### Selected passage
%%
Ambiguous Drafting can Cause Expensive Litigation

What’s the meaning of a sentence in a Trust or a Will? once the ink is dry on the paper, the document is expected to “speak for itself” without the need to hunt for external evidence to understand the meaning of the words. A recent case called In the Trust of Roger S. Linn, decided by the Nebraska Supreme Court, illustrates the problems caused by ambiguous drafting.

Roger Linn had established a trust for benefit of his wife Shirley, and his children were the remainder beneficiaries. At a certain point after his death, Shirley moved to an assisted living facility. The Trust document required  the Trustees to pay all income to Shirley, but distribution of principal was within the Trustee’s sole discretion. The trust document specified in Article V.10(f) that the trustees had to pay “any obligations that the Donor’s spouse may incur in acquiring assisted living or nursing home care.” The Trustees paid the down payments and move-in fees to “acquire” the apartment within the assisted living facility, but they refused to pay for the ongoing monthly costs for Shirley to live there. That led to this litigation. Each side argued that the Trust was unambiguous and supported their position. The Trial court (District Court) found that the Trust was clear – unambiguous — and that it did not obligate the Trustees to pay for the ongoing costs. The Supreme Court ruled that the language was actually unclear – ambiguous — and remanded for a trial to determine the intent of Mr. Linn.
%%
### Given information
%%
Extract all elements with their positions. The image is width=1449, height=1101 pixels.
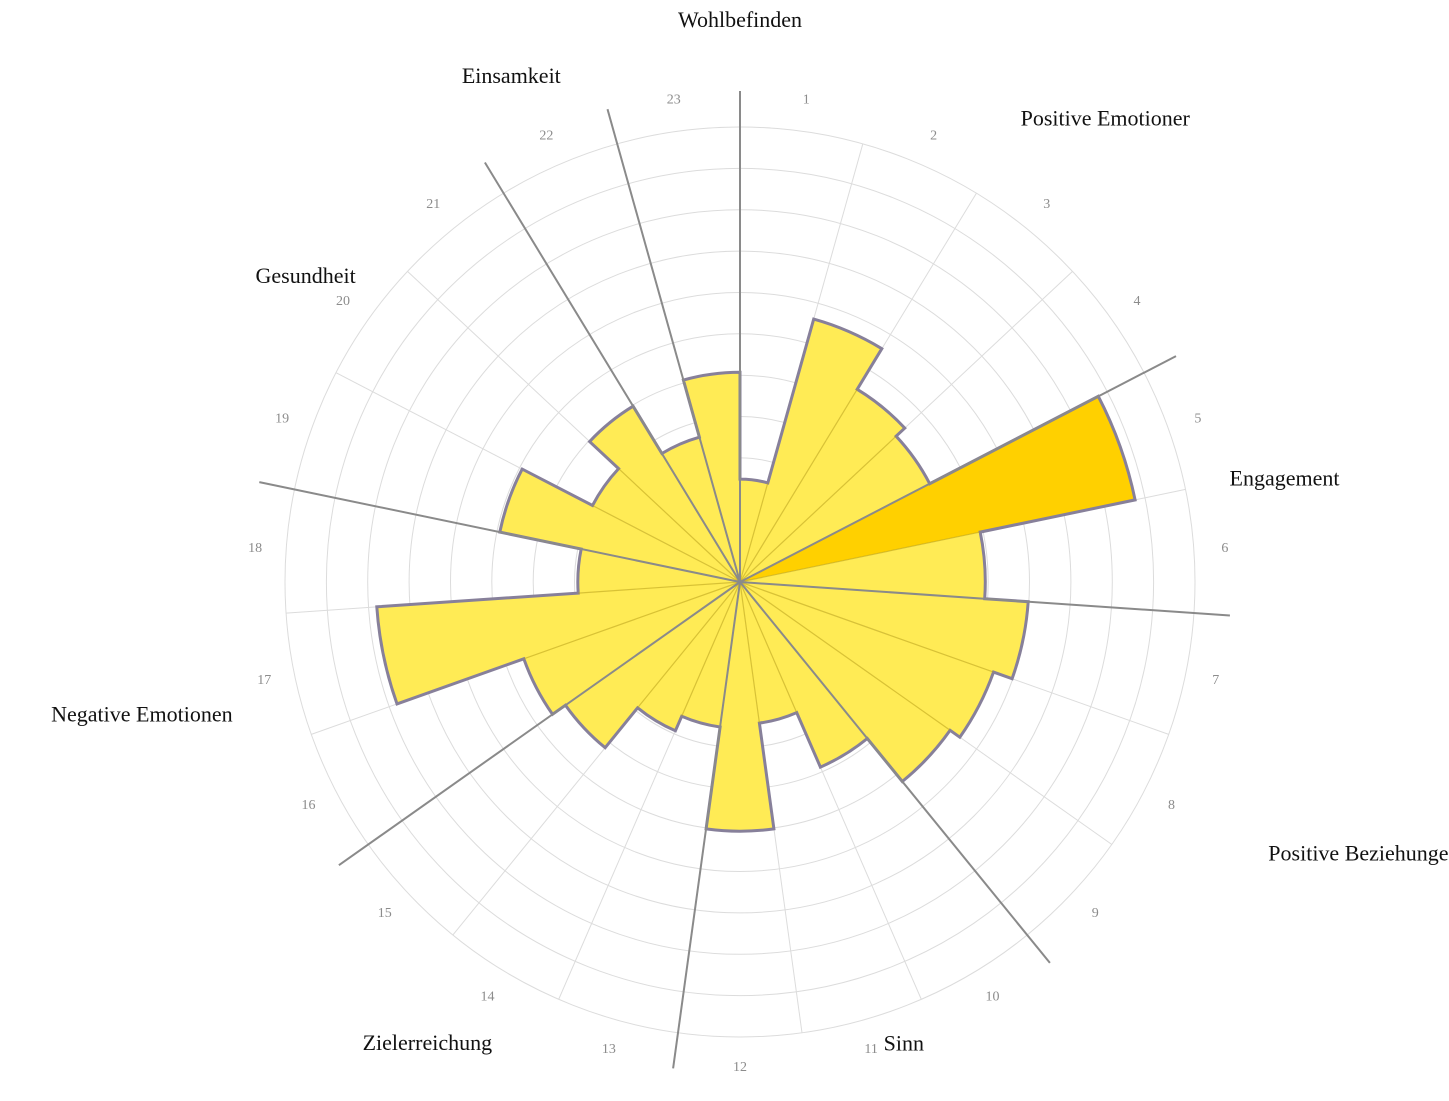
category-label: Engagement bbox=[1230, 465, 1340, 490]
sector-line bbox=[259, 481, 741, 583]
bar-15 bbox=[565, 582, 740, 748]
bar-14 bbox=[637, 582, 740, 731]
%%
### Stated problem
Retype the part of the trust-litigation passage that opens with the words containing "What’s the meaning" and closes with "by ambiguous drafting.".

### Written reply
What’s the meaning of a sentence in a Trust or a Will? once the ink is dry on the paper, the document is expected to “speak for itself” without the need to hunt for external evidence to understand the meaning of the words. A recent case called In the Trust of Roger S. Linn, decided by the Nebraska Supreme Court, illustrates the problems caused by ambiguous drafting.